◆ **Collected data entries**:

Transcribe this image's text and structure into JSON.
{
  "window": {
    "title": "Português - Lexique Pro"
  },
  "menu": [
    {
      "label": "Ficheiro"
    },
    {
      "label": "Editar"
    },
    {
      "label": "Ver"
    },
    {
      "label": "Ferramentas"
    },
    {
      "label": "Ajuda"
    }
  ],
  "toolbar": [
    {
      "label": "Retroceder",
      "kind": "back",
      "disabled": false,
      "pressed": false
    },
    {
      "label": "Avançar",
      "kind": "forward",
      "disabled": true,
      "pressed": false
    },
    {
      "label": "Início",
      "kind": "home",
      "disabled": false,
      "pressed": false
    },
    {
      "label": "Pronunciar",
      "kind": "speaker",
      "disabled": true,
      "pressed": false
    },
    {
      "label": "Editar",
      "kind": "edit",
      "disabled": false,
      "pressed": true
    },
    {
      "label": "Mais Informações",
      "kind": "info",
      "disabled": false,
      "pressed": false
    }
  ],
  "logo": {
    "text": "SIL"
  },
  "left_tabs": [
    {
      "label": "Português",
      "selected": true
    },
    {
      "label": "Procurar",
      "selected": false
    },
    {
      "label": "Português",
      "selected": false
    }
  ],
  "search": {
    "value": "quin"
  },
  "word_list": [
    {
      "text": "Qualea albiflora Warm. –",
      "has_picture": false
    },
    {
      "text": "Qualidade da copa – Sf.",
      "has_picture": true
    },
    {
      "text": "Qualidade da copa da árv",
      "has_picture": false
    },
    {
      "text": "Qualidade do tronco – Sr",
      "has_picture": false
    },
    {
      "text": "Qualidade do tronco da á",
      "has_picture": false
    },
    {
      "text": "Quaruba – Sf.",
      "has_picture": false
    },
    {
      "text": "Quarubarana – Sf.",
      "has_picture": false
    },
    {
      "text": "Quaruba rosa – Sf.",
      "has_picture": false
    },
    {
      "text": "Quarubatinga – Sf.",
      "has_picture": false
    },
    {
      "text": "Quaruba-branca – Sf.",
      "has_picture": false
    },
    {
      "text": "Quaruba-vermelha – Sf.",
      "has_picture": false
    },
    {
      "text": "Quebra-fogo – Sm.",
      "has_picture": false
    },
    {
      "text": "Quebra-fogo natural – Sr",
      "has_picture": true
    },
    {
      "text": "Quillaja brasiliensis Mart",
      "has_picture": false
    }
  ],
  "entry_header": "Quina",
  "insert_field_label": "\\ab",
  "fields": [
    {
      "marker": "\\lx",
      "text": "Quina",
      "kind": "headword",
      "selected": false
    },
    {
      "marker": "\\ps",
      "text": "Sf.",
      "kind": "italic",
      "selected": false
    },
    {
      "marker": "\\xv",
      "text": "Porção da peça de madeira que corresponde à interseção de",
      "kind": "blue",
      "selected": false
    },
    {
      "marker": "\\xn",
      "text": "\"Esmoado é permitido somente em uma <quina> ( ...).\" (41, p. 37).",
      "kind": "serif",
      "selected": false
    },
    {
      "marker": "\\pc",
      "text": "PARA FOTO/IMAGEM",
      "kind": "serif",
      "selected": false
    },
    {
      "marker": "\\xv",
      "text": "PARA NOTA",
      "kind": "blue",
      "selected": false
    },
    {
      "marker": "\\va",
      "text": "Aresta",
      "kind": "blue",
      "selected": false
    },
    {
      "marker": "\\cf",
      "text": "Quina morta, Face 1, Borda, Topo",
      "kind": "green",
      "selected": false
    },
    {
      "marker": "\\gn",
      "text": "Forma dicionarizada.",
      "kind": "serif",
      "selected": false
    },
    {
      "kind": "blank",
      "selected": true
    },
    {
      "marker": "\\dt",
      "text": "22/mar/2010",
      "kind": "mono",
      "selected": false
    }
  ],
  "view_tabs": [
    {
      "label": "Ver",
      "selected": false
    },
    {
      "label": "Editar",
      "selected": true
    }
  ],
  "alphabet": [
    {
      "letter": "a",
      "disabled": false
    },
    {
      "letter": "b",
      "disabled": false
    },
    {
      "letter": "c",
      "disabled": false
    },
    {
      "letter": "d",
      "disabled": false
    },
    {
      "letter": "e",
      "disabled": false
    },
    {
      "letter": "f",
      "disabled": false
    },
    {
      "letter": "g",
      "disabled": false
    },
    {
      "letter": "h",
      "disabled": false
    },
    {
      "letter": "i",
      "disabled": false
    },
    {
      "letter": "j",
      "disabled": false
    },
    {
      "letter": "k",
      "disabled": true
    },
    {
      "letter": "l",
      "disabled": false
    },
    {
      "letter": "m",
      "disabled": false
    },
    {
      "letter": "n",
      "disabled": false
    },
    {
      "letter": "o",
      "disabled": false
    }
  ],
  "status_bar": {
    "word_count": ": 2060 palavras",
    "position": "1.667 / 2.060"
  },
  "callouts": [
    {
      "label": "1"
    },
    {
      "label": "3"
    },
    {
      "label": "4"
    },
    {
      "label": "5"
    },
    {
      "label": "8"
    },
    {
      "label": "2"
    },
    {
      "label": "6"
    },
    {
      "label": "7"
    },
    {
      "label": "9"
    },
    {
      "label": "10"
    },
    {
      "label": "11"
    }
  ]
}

◆ **JOB**:
Take every line above carrying "marker" and return it.

◆ **FULL SOLUTION**:
      "marker": "\\lx",
      "marker": "\\ps",
      "marker": "\\xv",
      "marker": "\\xn",
      "marker": "\\pc",
      "marker": "\\xv",
      "marker": "\\va",
      "marker": "\\cf",
      "marker": "\\gn",
      "marker": "\\dt",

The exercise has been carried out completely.